- Records to process:
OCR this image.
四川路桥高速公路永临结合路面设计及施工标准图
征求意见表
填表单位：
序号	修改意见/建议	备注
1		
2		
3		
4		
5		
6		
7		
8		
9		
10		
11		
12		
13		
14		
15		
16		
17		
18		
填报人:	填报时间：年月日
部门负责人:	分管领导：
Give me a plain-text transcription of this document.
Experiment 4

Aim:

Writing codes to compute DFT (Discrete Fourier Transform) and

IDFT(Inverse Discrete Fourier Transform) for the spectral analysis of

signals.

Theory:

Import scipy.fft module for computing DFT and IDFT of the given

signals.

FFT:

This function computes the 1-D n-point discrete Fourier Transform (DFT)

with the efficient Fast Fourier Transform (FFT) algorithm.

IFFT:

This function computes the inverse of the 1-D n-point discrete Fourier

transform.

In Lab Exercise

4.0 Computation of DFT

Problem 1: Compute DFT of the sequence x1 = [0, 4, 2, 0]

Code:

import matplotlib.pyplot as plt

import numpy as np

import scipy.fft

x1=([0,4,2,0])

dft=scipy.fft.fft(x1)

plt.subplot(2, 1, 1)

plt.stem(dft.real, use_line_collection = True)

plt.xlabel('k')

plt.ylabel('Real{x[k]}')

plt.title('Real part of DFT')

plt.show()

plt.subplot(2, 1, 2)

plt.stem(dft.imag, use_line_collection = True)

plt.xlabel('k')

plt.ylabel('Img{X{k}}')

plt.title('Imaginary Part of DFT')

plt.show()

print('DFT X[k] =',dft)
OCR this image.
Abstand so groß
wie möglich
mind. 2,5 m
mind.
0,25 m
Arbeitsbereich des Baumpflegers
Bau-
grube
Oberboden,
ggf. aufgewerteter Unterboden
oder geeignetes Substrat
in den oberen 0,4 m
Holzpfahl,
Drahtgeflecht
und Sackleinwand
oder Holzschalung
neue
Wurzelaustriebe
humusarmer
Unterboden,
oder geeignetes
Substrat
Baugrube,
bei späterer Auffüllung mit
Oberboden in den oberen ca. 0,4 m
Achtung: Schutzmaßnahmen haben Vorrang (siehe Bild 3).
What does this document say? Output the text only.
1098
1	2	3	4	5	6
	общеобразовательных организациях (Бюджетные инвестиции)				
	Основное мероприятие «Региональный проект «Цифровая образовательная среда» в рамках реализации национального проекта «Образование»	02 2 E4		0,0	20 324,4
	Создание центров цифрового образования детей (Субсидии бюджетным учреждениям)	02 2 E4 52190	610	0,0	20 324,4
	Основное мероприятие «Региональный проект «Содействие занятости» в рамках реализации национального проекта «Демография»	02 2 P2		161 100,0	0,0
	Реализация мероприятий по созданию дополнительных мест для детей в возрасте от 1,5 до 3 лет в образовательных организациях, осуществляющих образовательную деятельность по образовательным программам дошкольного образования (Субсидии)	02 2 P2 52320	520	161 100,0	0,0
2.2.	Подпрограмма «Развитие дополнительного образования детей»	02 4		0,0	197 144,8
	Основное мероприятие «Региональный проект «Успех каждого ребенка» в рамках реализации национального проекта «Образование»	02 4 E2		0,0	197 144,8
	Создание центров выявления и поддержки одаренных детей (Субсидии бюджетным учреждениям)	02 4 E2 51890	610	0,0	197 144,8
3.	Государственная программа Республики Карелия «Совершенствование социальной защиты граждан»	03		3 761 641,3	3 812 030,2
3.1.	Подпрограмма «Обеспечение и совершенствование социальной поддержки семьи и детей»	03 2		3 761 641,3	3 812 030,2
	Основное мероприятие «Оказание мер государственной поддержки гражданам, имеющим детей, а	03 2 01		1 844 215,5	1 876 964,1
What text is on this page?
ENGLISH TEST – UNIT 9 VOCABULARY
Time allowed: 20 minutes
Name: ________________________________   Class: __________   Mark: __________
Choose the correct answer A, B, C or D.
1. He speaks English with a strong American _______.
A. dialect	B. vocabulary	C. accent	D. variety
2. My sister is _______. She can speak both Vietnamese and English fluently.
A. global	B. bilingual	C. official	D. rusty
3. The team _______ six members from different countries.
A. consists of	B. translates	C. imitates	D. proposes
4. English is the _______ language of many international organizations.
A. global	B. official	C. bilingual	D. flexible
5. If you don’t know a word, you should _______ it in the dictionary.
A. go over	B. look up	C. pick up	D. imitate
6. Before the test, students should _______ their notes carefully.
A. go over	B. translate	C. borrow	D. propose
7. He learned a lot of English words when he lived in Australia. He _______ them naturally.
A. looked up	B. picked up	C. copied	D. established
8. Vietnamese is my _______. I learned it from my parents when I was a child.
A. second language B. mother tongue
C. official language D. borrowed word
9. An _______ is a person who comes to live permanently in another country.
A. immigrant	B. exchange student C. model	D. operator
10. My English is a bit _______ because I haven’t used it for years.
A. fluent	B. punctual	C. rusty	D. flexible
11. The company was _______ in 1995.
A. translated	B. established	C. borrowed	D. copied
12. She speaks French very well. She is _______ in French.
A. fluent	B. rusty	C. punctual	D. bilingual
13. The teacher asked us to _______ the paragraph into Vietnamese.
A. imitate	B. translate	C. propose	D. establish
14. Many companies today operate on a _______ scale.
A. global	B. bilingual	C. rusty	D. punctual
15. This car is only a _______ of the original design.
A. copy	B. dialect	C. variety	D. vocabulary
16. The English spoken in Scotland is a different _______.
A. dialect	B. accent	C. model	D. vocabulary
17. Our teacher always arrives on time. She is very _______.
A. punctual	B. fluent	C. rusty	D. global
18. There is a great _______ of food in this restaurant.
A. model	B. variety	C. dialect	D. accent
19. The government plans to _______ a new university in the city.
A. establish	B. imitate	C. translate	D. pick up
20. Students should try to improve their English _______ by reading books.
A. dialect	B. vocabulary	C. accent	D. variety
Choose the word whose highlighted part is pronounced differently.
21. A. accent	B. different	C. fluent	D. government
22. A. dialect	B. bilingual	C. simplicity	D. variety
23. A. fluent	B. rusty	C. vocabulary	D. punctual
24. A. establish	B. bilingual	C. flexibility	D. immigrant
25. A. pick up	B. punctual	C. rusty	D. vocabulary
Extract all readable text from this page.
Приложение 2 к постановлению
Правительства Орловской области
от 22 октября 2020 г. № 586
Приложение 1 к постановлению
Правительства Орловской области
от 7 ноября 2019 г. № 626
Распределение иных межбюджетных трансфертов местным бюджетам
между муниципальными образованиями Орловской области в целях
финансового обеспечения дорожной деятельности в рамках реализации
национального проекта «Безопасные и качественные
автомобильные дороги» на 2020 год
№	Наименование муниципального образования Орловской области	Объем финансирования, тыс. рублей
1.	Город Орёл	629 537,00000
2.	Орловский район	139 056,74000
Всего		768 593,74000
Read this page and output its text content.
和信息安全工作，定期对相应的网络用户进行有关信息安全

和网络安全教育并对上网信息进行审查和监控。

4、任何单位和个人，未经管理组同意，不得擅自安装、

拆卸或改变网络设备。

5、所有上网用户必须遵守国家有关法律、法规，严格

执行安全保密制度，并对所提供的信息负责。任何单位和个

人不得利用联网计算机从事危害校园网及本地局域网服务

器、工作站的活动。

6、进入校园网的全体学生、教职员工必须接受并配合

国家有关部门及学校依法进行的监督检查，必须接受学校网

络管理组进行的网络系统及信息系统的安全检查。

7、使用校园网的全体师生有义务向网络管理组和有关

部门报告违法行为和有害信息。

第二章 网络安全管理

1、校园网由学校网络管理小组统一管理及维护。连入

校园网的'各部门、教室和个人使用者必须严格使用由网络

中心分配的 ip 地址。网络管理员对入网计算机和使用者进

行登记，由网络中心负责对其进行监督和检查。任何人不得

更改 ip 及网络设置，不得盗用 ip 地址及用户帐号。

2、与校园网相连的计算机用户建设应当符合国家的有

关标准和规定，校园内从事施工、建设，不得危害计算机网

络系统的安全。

- Work required:
All lines holding the word "immigrant" should be picked out and copied.

- Answer to this problem:
A. immigrant	B. exchange student C. model	D. operator
24. A. establish	B. bilingual	C. flexibility	D. immigrant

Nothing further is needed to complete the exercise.